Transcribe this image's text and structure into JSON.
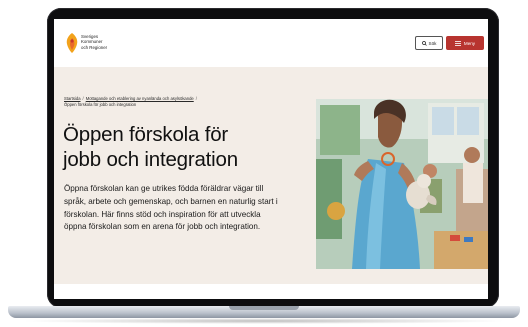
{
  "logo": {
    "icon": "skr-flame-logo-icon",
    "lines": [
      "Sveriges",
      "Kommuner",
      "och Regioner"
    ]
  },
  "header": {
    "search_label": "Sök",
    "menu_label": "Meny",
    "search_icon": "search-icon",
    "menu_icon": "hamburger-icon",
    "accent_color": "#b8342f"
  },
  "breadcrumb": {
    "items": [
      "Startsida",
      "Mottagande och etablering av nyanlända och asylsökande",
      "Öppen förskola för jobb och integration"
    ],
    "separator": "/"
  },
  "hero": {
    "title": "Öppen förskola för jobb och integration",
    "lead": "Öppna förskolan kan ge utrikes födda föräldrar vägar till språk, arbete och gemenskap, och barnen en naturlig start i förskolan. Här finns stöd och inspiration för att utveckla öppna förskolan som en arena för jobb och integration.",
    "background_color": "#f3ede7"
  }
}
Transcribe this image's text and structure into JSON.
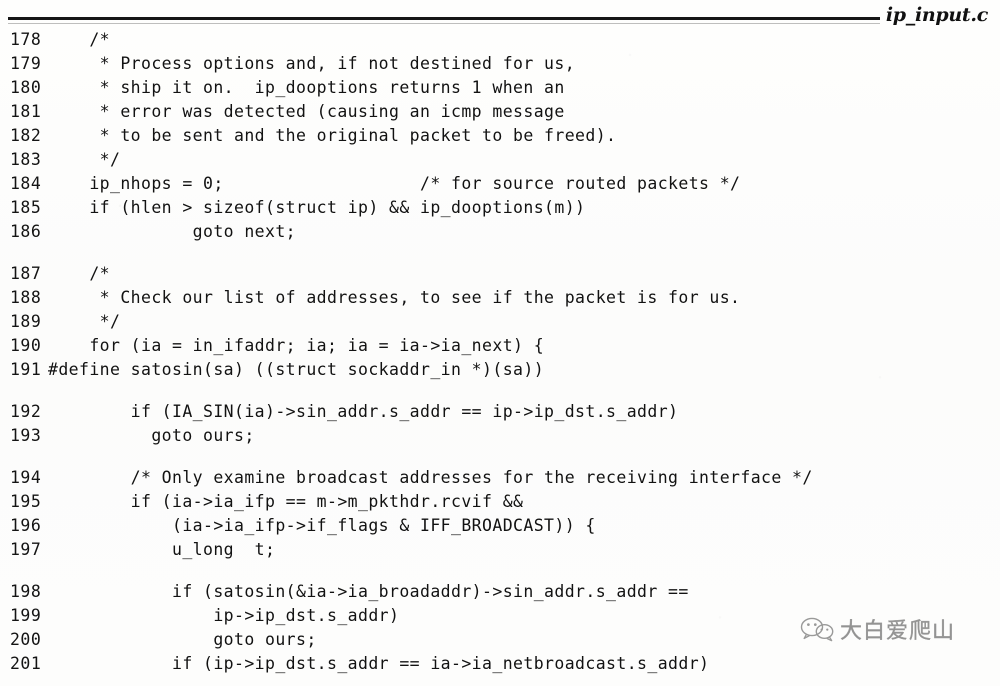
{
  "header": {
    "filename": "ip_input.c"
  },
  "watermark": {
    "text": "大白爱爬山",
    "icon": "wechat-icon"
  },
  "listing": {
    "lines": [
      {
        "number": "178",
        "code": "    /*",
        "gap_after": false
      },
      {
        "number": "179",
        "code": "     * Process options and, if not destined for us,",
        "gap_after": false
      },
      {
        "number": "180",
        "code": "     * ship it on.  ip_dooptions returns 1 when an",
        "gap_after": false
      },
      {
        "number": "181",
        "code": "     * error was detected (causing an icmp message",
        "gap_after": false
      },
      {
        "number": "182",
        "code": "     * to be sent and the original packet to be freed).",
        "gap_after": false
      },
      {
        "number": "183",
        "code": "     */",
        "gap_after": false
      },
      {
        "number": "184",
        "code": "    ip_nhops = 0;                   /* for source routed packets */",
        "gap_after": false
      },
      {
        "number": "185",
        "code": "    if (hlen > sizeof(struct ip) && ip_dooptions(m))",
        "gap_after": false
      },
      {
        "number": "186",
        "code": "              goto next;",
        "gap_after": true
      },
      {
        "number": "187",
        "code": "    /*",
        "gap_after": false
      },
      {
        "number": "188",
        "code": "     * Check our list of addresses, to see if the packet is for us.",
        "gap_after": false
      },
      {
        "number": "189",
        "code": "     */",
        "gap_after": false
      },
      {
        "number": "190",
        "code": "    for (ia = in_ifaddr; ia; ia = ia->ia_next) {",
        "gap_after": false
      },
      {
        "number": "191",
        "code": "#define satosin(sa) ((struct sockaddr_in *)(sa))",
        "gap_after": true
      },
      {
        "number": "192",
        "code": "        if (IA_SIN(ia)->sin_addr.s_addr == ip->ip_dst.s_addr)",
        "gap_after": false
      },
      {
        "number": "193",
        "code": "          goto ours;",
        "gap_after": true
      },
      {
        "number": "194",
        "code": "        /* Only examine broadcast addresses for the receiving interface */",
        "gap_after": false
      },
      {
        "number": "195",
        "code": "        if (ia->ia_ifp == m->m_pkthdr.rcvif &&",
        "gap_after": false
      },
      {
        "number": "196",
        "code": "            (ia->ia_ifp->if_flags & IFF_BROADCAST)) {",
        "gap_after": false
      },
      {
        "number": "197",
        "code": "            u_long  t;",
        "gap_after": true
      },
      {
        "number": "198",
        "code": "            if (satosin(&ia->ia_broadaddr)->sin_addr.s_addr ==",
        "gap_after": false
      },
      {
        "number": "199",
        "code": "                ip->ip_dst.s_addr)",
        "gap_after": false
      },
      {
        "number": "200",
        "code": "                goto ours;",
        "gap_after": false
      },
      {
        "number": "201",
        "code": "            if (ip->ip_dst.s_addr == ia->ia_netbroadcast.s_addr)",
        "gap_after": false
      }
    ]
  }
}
------------------------------------------------------------------------
STATED PROBLEM — Copy out every line from the records that has the word "goto".

WRITTEN SOLUTION —
        "code": "              goto next;",
        "code": "          goto ours;",
        "code": "                goto ours;",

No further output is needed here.